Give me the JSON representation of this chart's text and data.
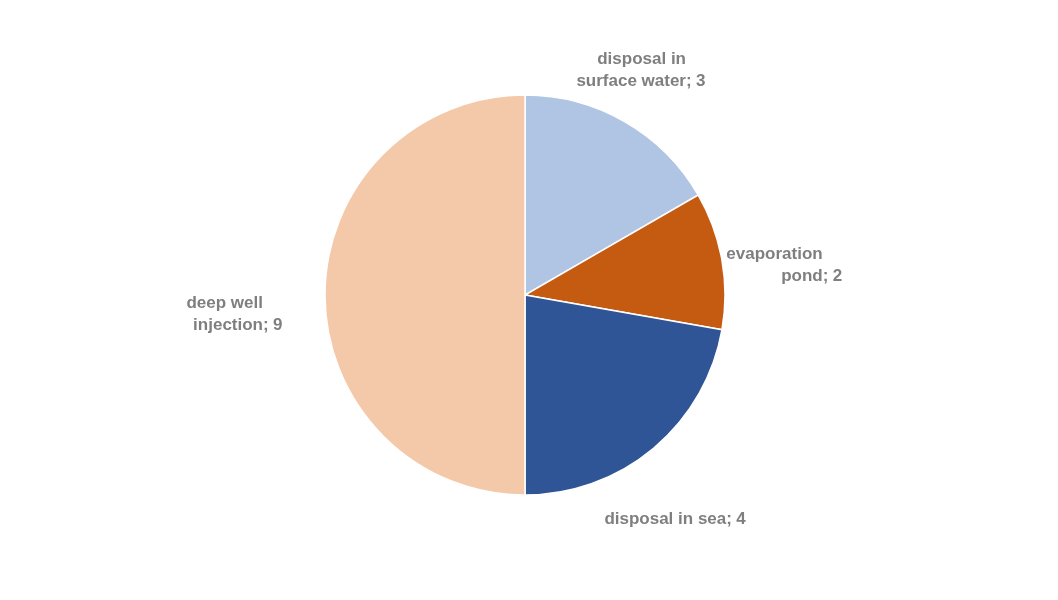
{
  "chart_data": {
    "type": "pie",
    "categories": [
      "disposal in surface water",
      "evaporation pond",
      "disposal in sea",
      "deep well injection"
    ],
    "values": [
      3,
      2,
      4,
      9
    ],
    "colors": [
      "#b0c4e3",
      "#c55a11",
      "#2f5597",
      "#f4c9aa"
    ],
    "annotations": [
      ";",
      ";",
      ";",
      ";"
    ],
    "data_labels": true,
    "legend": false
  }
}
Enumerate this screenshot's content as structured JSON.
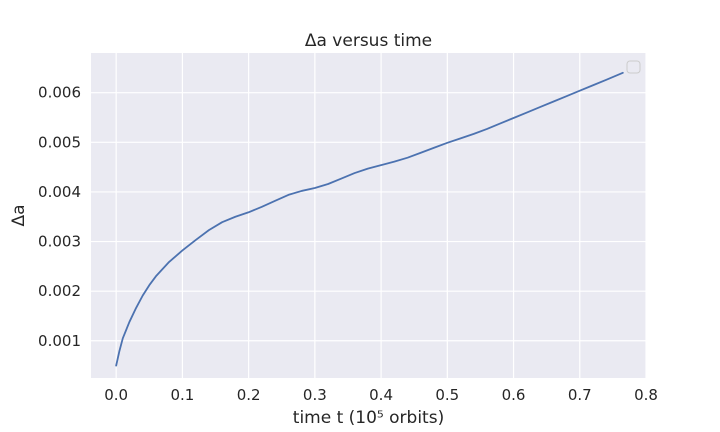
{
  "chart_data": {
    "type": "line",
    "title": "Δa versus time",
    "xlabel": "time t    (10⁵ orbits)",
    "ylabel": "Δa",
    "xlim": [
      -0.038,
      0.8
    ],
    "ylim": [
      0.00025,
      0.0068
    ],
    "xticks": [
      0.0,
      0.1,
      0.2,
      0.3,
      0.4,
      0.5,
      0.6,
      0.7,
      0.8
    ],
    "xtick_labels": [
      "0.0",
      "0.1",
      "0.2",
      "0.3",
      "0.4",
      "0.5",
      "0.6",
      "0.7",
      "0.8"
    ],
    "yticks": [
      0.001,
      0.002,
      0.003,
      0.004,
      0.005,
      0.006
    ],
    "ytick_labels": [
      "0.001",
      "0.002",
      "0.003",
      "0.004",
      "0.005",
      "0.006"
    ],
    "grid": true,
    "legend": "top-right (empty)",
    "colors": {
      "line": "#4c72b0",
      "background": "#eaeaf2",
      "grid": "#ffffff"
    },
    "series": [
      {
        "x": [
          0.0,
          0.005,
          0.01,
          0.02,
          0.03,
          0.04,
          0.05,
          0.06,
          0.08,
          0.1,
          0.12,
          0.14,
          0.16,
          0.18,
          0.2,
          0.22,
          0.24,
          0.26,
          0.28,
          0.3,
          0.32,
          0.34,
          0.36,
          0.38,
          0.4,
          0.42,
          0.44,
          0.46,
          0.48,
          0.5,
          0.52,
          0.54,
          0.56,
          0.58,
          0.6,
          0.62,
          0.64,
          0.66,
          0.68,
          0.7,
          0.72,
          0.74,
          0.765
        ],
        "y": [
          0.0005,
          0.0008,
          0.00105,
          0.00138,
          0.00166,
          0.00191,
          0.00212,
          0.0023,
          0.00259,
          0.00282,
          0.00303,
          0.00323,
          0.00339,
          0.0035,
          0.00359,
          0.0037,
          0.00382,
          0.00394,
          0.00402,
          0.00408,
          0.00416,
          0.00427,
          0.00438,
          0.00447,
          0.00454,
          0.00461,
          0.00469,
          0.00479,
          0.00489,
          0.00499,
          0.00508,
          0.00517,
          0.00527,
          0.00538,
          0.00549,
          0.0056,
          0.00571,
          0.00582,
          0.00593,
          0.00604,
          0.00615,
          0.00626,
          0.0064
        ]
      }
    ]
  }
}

Problem:
Copy and report every line where the word "disposal" is present.

The completed task:
      "disposal in surface water",
      "disposal in sea",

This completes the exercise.